- _What you have to do_
Count every line that has "title" in it and give the total, nothing more.

>>>>>

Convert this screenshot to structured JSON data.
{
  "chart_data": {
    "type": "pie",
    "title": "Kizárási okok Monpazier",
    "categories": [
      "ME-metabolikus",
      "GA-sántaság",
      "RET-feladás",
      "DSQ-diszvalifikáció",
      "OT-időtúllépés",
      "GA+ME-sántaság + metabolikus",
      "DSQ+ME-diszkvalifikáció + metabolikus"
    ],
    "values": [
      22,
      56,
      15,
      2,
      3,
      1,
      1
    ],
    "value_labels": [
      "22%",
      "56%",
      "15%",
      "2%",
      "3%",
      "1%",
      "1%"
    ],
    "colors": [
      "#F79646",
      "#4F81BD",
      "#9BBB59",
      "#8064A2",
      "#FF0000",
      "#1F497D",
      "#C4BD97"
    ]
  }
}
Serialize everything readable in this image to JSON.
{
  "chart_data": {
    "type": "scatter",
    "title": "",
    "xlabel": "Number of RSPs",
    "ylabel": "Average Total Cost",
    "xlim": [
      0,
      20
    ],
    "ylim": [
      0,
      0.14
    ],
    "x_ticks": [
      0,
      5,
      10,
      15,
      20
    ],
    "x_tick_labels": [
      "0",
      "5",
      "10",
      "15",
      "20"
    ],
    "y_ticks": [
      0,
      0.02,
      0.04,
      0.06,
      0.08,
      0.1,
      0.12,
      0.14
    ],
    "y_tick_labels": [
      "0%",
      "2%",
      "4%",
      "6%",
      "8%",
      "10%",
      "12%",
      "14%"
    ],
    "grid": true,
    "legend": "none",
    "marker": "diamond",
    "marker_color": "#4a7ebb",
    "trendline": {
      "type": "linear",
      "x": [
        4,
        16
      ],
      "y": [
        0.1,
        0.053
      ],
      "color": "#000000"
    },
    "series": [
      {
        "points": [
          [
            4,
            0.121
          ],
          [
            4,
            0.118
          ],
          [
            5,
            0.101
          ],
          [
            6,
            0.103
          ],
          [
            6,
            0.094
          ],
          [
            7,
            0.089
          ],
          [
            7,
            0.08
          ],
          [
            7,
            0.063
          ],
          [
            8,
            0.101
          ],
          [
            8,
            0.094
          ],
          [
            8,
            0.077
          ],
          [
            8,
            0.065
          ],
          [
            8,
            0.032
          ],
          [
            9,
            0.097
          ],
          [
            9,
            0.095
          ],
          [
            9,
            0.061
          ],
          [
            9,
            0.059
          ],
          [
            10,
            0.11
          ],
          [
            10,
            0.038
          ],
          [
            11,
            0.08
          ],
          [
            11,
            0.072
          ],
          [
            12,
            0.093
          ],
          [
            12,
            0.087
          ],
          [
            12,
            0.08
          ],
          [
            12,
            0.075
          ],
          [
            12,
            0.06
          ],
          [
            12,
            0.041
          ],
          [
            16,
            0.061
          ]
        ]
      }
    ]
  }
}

<<<<<

- _Finished exercise_
2